▶ **Ausgewählter Textauszug**
%%

Oktober 2005:

Kirchhof und das Geld

Die merkwürdige Geldphilosophie des Heidelberger Professors und CDU-Finanzexperten Paul Kirchhof.

Das Buch Prof. Kirchhofs
Das Buch von Prof. Paul Kirchhof, Der Staat - eine Erneuerungsaufgabe. Erneuern will Prof. Kirchhof schon, aber wie, davor warnt Elisabeth Hellenbroich in ihrer Recherche.

"Wir wollen dem Bürger seine Freiheit zurückgeben", sagte Paul Kirchhof vor einigen Wochen in einem Interview mit der Bildzeitung. "Die Union will die Mauer steuerlicher Besitzstände und Resignation durchbrechen. Ich will daran mitarbeiten - mit einem dicken Hammer!" Mit einem Hammer wollte Friedrich Nietzsche, der Liebling der Neokonservativen, philosophieren und eine "Umwertung der Werte" vornehmen. Herr Kirchhof will ähnliches im Bereich der Steuer- und Finanzpolitik.

Der ehemalige Verfassungsrichter und Heidelberger Professor Paul Kirchhof ist zusammen mit Hans Tietmeier einer der führenden Vertreter der im Oktober 2000 gegründeten, neoliberal ausgerichteten Initiative Neue Soziale Marktwirtschaft. Mit seiner Forderung nach Streichung sämtlicher 418 Steuerbegünstigungen - von der Abschaffung der Pendlerpauschale bis zur Streichung von Steuerabschlägen für Schicht-, Nacht- und Feiertagsarbeit - hat er eine Mine losgetreten. Er erzeugte damit bei CDU und FDP eine derartige Konfusion und Polarisierung, daß als erster der neoliberale FDP-Hardliner Otto Graf Lambsdorff aus Sorge, am Ende könne es doch nicht zu einer Koalition Schwarz-Gelb kommen, dazu aufrief, man solle Herrn Kirchhof doch den Steuerexperten Merz zur Seite stellen.

Ins gleiche Horn bliesen dann weitere führende Politiker aus der CDU/CSU. Einer war der ehemalige Siemens-Chef Heinrich von Pierer, der sich vor Wochen in der ARD-Talkshow mit Sabine Christiansen als radikaler Befürworter der Equity-Fund-Offensive gegen deutsche Betriebe outete. Zum Berater von Merkel avanciert, zog er in letzter Minute die Notbremse, indem er Bedenken über Kirchhof äußerte und sich für Merz stark machte.

%%

▶ **Datenabschnitt**
%%

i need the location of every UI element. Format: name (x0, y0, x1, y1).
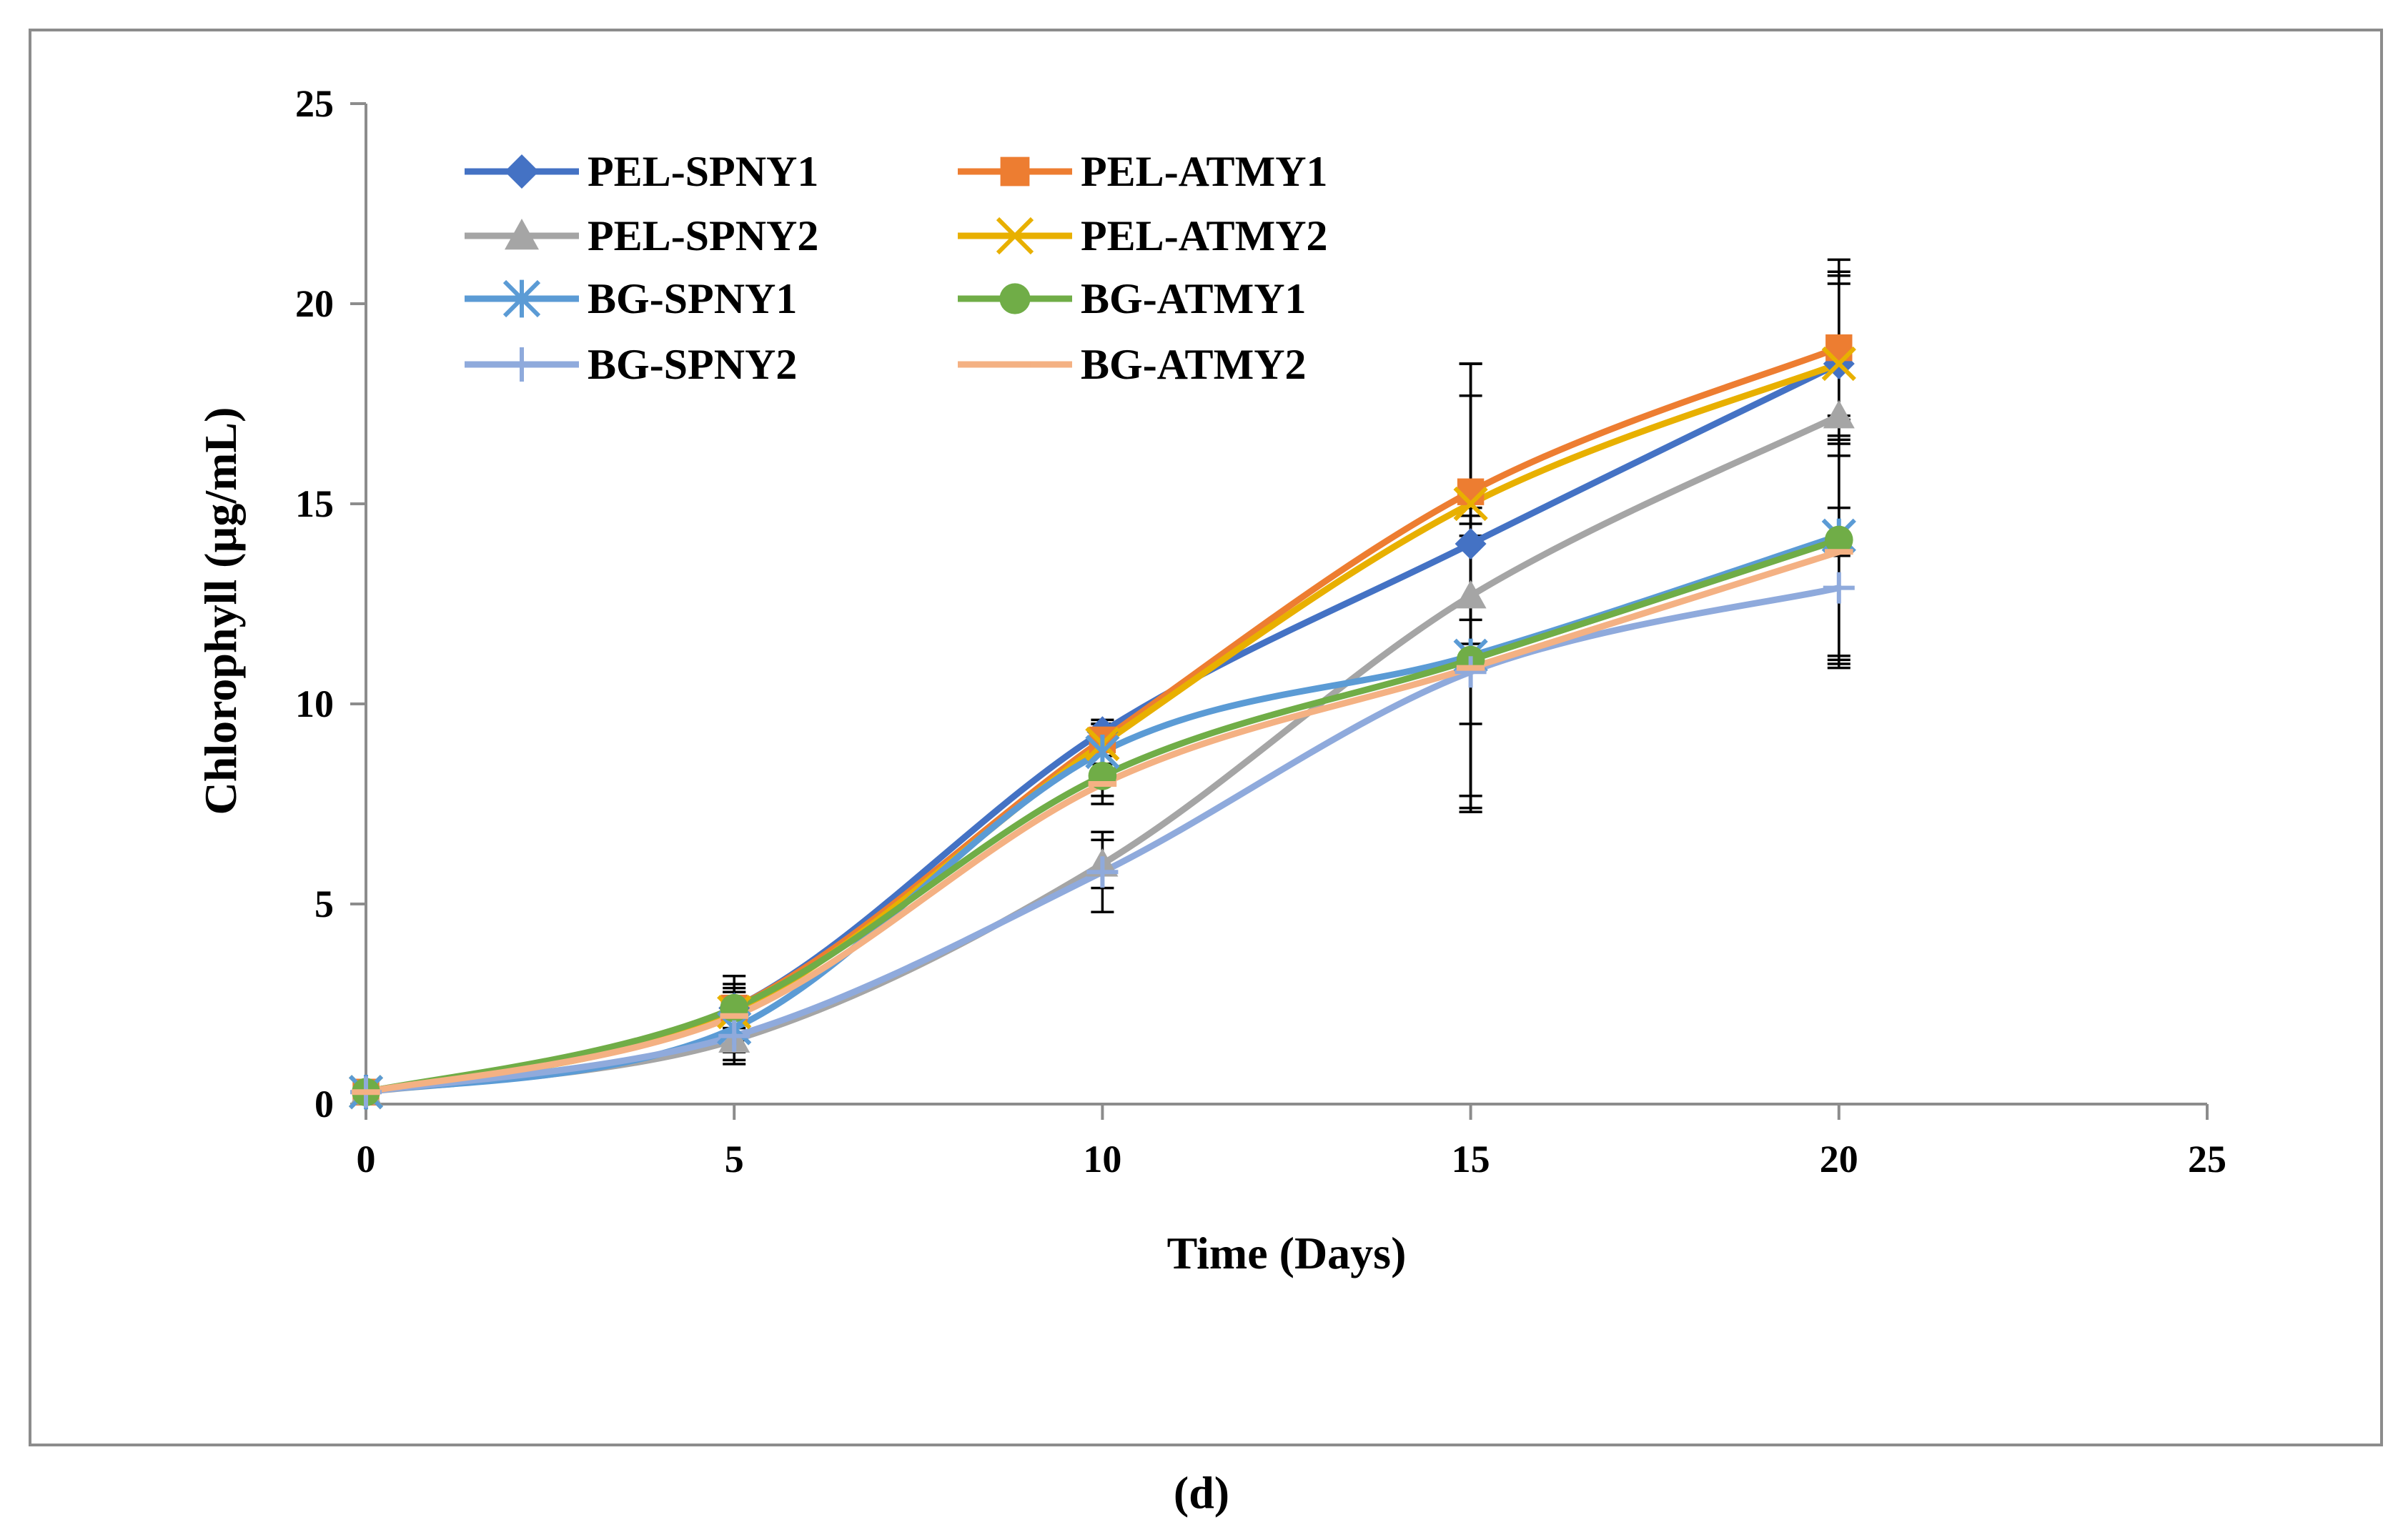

%%

▶ **Übungsaufgaben**
a: Fassen Sie im Beitrag über Paul Kirchhof den Absatz, der mit „Der ehemalige Verfassungsrichter“ beginnt, als knappe Stichpunktliste zusammen, ohne seine wesentlichen Fakten wegzulassen.
b: Setzen Sie den Beitrag über Paul Kirchhof im Anschluss an seinen letzten Satz mit einem weiteren Absatz fort.

▶ **Lösungen der Aufgaben**
a:
- Paul Kirchhof ist ehemaliger Verfassungsrichter und Heidelberger Professor.
- Zusammen mit Hans Tietmeier gehört er zu den führenden Vertretern der im Oktober 2000 gegründeten, neoliberal ausgerichteten Initiative Neue Soziale Marktwirtschaft.
- Er fordert die Streichung sämtlicher 418 Steuerbegünstigungen, von der Pendlerpauschale bis zu Steuerabschlägen für Schicht-, Nacht- und Feiertagsarbeit.
- Damit löste er bei CDU und FDP Konfusion und Polarisierung aus.
- Als Erster rief der FDP-Politiker Otto Graf Lambsdorff aus Sorge um eine schwarz-gelbe Koalition dazu auf, Kirchhof den Steuerexperten Merz zur Seite zu stellen.

b:
Die eigentliche Ironie dabei ist, daß man die Cholera mit der Pest austreiben will. Denn weil Kirchhof den Herren Lambsdorff und Co. nicht radikal genug ist, will man ihm schnell den noch radikaleren Merz an seine Seite stellen.

Der Staat als "Übeltäter"

Unlängst hat Kirchhof ein kleines Buch mit dem Titel Der Staat - eine Erneuerungsaufgabe (Herder 2005) herausgebracht. Darin wird die aristotelisch-kantianische Denkweise des einstigen Verfassungsrichters deutlich erkennbar.

In nominalistisch-schwerfälligem Sprachduktus gehalten, spricht Kirchhof, der sich als christlicher Humanist bezeichnet, von den Werten des Rechtsstaats, von der Menschenwürde, die sich aus dem Menschenbild des Imago Dei - der Mensch als Abbild Gottes - ableite. Zum Staat, so führt Kirchhof aus, gebe es keine Alternative: "Er ist die einzige Organisation, die inneren und äußeren Frieden sichert, Freiheitsrechte in einer konkreten, unmittelbar vollziehbaren Rechtsordnung gewährt und die den Menschen als seinen Bürgern die existentiellen Voraussetzungen individuellen Lebens und Entfaltens erschließt." An mehreren Stellen ist die Rede vom "Sozialstaat", von "Solidarität", "Subsidiarität". So weit, so gut.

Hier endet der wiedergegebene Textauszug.